**Task description**
Provide a single number: the count of lines containing the string "ทราบเพ".

**Input records**
┄┄┄┄┄┄┄┄┄┄

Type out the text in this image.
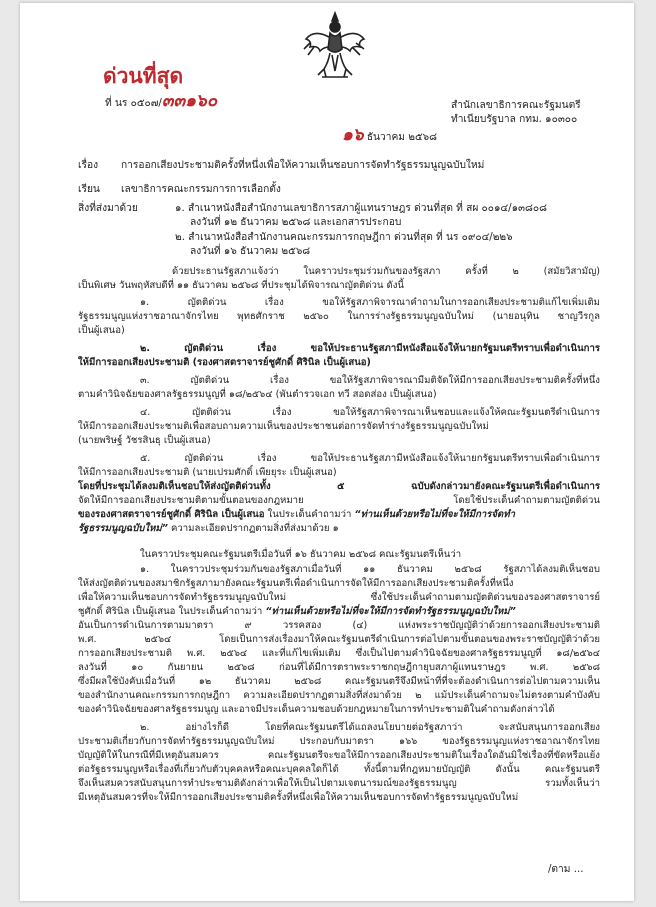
ด่วนที่สุด
ที่ นร ๐๕๐๗/๓๓๑๖๐	สำนักเลขาธิการคณะรัฐมนตรี
ทำเนียบรัฐบาล กทม. ๑๐๓๐๐
๑๖ ธันวาคม ๒๕๖๘
เรื่อง การออกเสียงประชามติครั้งที่หนึ่งเพื่อให้ความเห็นชอบการจัดทำรัฐธรรมนูญฉบับใหม่
เรียน เลขาธิการคณะกรรมการการเลือกตั้ง
สิ่งที่ส่งมาด้วย	๑. สำเนาหนังสือสำนักงานเลขาธิการสภาผู้แทนราษฎร ด่วนที่สุด ที่ สผ ๐๐๑๔/๑๓๘๐๘
ลงวันที่ ๑๒ ธันวาคม ๒๕๖๘ และเอกสารประกอบ
๒. สำเนาหนังสือสำนักงานคณะกรรมการกฤษฎีกา ด่วนที่สุด ที่ นร ๐๙๐๔/๒๒๖
ลงวันที่ ๑๖ ธันวาคม ๒๕๖๘
ด้วยประธานรัฐสภาแจ้งว่า ในคราวประชุมร่วมกันของรัฐสภา ครั้งที่ ๒ (สมัยวิสามัญ)
เป็นพิเศษ วันพฤหัสบดีที่ ๑๑ ธันวาคม ๒๕๖๘ ที่ประชุมได้พิจารณาญัตติด่วน ดังนี้
๑. ญัตติด่วน เรื่อง ขอให้รัฐสภาพิจารณาคำถามในการออกเสียงประชามติแก้ไขเพิ่มเติม
รัฐธรรมนูญแห่งราชอาณาจักรไทย พุทธศักราช ๒๕๖๐ ในการร่างรัฐธรรมนูญฉบับใหม่ (นายอนุทิน ชาญวีรกูล
เป็นผู้เสนอ)
๒. ญัตติด่วน เรื่อง ขอให้ประธานรัฐสภามีหนังสือแจ้งให้นายกรัฐมนตรีทราบเพื่อดำเนินการ
ให้มีการออกเสียงประชามติ (รองศาสตราจารย์ชูศักดิ์ ศิรินิล เป็นผู้เสนอ)
๓. ญัตติด่วน เรื่อง ขอให้รัฐสภาพิจารณามีมติจัดให้มีการออกเสียงประชามติครั้งที่หนึ่ง
ตามคำวินิจฉัยของศาลรัฐธรรมนูญที่ ๑๘/๒๕๖๔ (พันตำรวจเอก ทวี สอดส่อง เป็นผู้เสนอ)
๔. ญัตติด่วน เรื่อง ขอให้รัฐสภาพิจารณาเห็นชอบและแจ้งให้คณะรัฐมนตรีดำเนินการ
ให้มีการออกเสียงประชามติเพื่อสอบถามความเห็นของประชาชนต่อการจัดทำร่างรัฐธรรมนูญฉบับใหม่
(นายพริษฐ์ วัชรสินธุ เป็นผู้เสนอ)
๕. ญัตติด่วน เรื่อง ขอให้ประธานรัฐสภามีหนังสือแจ้งให้นายกรัฐมนตรีทราบเพื่อดำเนินการ
ให้มีการออกเสียงประชามติ (นายเปรมศักดิ์ เพียยุระ เป็นผู้เสนอ)
โดยที่ประชุมได้ลงมติเห็นชอบให้ส่งญัตติด่วนทั้ง ๕ ฉบับดังกล่าวมายังคณะรัฐมนตรีเพื่อดำเนินการ
จัดให้มีการออกเสียงประชามติตามขั้นตอนของกฎหมาย โดยใช้ประเด็นคำถามตามญัตติด่วน
ของรองศาสตราจารย์ชูศักดิ์ ศิรินิล เป็นผู้เสนอ ในประเด็นคำถามว่า “ท่านเห็นด้วยหรือไม่ที่จะให้มีการจัดทำ
รัฐธรรมนูญฉบับใหม่” ความละเอียดปรากฏตามสิ่งที่ส่งมาด้วย ๑
ในคราวประชุมคณะรัฐมนตรีเมื่อวันที่ ๑๖ ธันวาคม ๒๕๖๘ คณะรัฐมนตรีเห็นว่า
๑. ในคราวประชุมร่วมกันของรัฐสภาเมื่อวันที่ ๑๑ ธันวาคม ๒๕๖๘ รัฐสภาได้ลงมติเห็นชอบ
ให้ส่งญัตติด่วนของสมาชิกรัฐสภามายังคณะรัฐมนตรีเพื่อดำเนินการจัดให้มีการออกเสียงประชามติครั้งที่หนึ่ง
เพื่อให้ความเห็นชอบการจัดทำรัฐธรรมนูญฉบับใหม่ ซึ่งใช้ประเด็นคำถามตามญัตติด่วนของรองศาสตราจารย์
ชูศักดิ์ ศิรินิล เป็นผู้เสนอ ในประเด็นคำถามว่า “ท่านเห็นด้วยหรือไม่ที่จะให้มีการจัดทำรัฐธรรมนูญฉบับใหม่”
อันเป็นการดำเนินการตามมาตรา ๙ วรรคสอง (๔) แห่งพระราชบัญญัติว่าด้วยการออกเสียงประชามติ
พ.ศ. ๒๕๖๔ โดยเป็นการส่งเรื่องมาให้คณะรัฐมนตรีดำเนินการต่อไปตามขั้นตอนของพระราชบัญญัติว่าด้วย
การออกเสียงประชามติ พ.ศ. ๒๕๖๔ และที่แก้ไขเพิ่มเติม ซึ่งเป็นไปตามคำวินิจฉัยของศาลรัฐธรรมนูญที่ ๑๘/๒๕๖๔
ลงวันที่ ๑๐ กันยายน ๒๕๖๘ ก่อนที่ได้มีการตราพระราชกฤษฎีกายุบสภาผู้แทนราษฎร พ.ศ. ๒๕๖๘
ซึ่งมีผลใช้บังคับเมื่อวันที่ ๑๒ ธันวาคม ๒๕๖๘ คณะรัฐมนตรีจึงมีหน้าที่ที่จะต้องดำเนินการต่อไปตามความเห็น
ของสำนักงานคณะกรรมการกฤษฎีกา ความละเอียดปรากฏตามสิ่งที่ส่งมาด้วย ๒ แม้ประเด็นคำถามจะไม่ตรงตามคำบังคับ
ของคำวินิจฉัยของศาลรัฐธรรมนูญ และอาจมีประเด็นความชอบด้วยกฎหมายในการทำประชามติในคำถามดังกล่าวได้
๒. อย่างไรก็ดี โดยที่คณะรัฐมนตรีได้แถลงนโยบายต่อรัฐสภาว่า จะสนับสนุนการออกเสียง
ประชามติเกี่ยวกับการจัดทำรัฐธรรมนูญฉบับใหม่ ประกอบกับมาตรา ๑๖๖ ของรัฐธรรมนูญแห่งราชอาณาจักรไทย
บัญญัติให้ในกรณีที่มีเหตุอันสมควร คณะรัฐมนตรีจะขอให้มีการออกเสียงประชามติในเรื่องใดอันมิใช่เรื่องที่ขัดหรือแย้ง
ต่อรัฐธรรมนูญหรือเรื่องที่เกี่ยวกับตัวบุคคลหรือคณะบุคคลใดก็ได้ ทั้งนี้ตามที่กฎหมายบัญญัติ ดังนั้น คณะรัฐมนตรี
จึงเห็นสมควรสนับสนุนการทำประชามติดังกล่าวเพื่อให้เป็นไปตามเจตนารมณ์ของรัฐธรรมนูญ รวมทั้งเห็นว่า
มีเหตุอันสมควรที่จะให้มีการออกเสียงประชามติครั้งที่หนึ่งเพื่อให้ความเห็นชอบการจัดทำรัฐธรรมนูญฉบับใหม่
/ตาม ...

┄┄┄┄┄┄┄┄┄┄

**Output below**
2